● **Instruction**: Go through the entries below and retype them exactly, omitting each picture.

[Stored data]

+ + + +

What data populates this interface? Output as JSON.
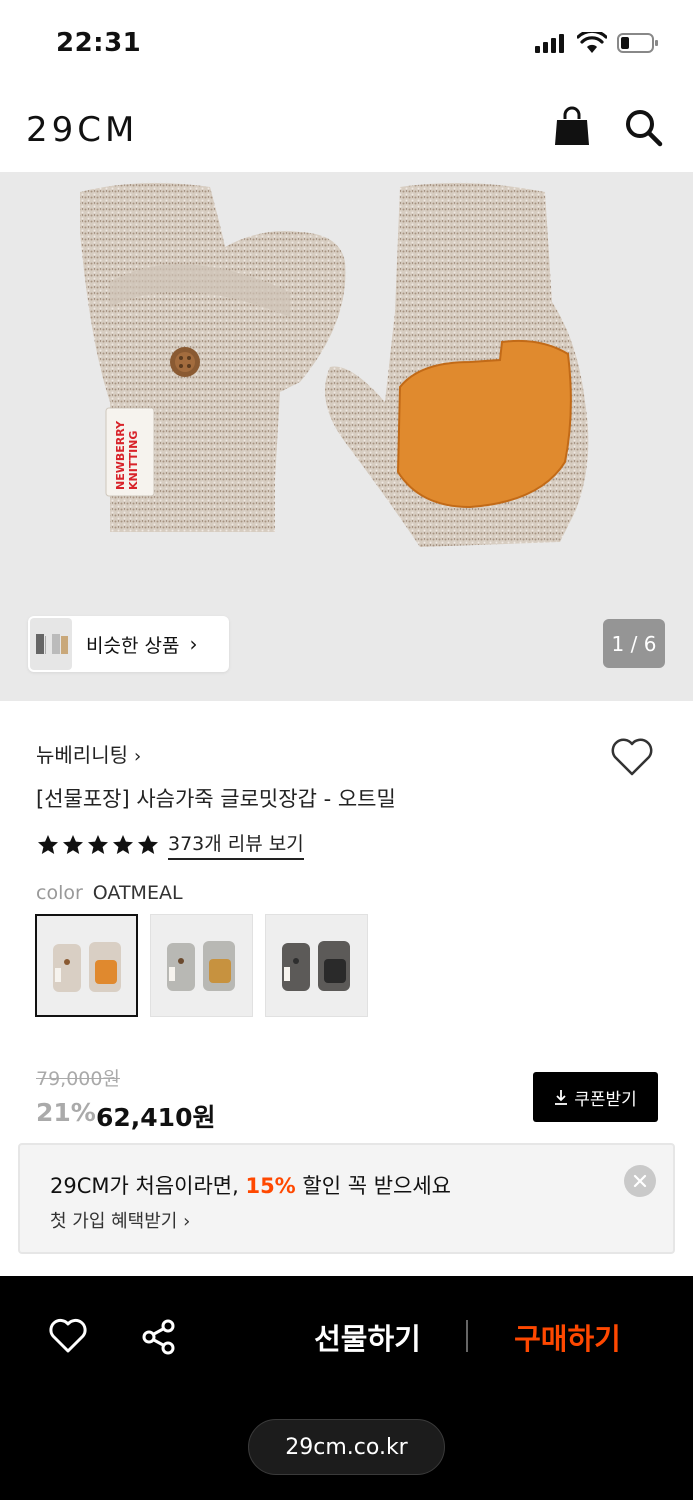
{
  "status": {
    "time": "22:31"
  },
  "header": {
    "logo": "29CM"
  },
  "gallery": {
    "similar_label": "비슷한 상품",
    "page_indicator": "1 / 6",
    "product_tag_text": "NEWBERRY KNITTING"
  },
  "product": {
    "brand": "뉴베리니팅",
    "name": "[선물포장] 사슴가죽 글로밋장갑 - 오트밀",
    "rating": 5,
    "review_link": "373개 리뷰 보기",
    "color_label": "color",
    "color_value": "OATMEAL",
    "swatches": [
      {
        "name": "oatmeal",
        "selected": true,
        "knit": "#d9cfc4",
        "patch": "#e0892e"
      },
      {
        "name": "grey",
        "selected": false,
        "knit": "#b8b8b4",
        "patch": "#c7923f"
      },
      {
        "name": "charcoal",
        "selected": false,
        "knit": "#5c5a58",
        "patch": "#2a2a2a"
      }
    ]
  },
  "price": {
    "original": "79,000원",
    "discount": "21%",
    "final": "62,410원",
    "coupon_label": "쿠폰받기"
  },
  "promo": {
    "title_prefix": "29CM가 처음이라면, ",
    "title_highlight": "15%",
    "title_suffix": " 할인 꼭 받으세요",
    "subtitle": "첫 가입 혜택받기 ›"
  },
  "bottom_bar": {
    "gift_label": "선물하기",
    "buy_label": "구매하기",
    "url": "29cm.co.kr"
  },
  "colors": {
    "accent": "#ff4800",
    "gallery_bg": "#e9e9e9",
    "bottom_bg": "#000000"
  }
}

+ + + +

● **Result**:
What data populates this interface? Output as JSON.
{
  "status": {
    "time": "22:31"
  },
  "header": {
    "logo": "29CM"
  },
  "gallery": {
    "similar_label": "비슷한 상품",
    "page_indicator": "1 / 6",
    "product_tag_text": "NEWBERRY KNITTING"
  },
  "product": {
    "brand": "뉴베리니팅",
    "name": "[선물포장] 사슴가죽 글로밋장갑 - 오트밀",
    "rating": 5,
    "review_link": "373개 리뷰 보기",
    "color_label": "color",
    "color_value": "OATMEAL",
    "swatches": [
      {
        "name": "oatmeal",
        "selected": true,
        "knit": "#d9cfc4",
        "patch": "#e0892e"
      },
      {
        "name": "grey",
        "selected": false,
        "knit": "#b8b8b4",
        "patch": "#c7923f"
      },
      {
        "name": "charcoal",
        "selected": false,
        "knit": "#5c5a58",
        "patch": "#2a2a2a"
      }
    ]
  },
  "price": {
    "original": "79,000원",
    "discount": "21%",
    "final": "62,410원",
    "coupon_label": "쿠폰받기"
  },
  "promo": {
    "title_prefix": "29CM가 처음이라면, ",
    "title_highlight": "15%",
    "title_suffix": " 할인 꼭 받으세요",
    "subtitle": "첫 가입 혜택받기 ›"
  },
  "bottom_bar": {
    "gift_label": "선물하기",
    "buy_label": "구매하기",
    "url": "29cm.co.kr"
  },
  "colors": {
    "accent": "#ff4800",
    "gallery_bg": "#e9e9e9",
    "bottom_bg": "#000000"
  }
}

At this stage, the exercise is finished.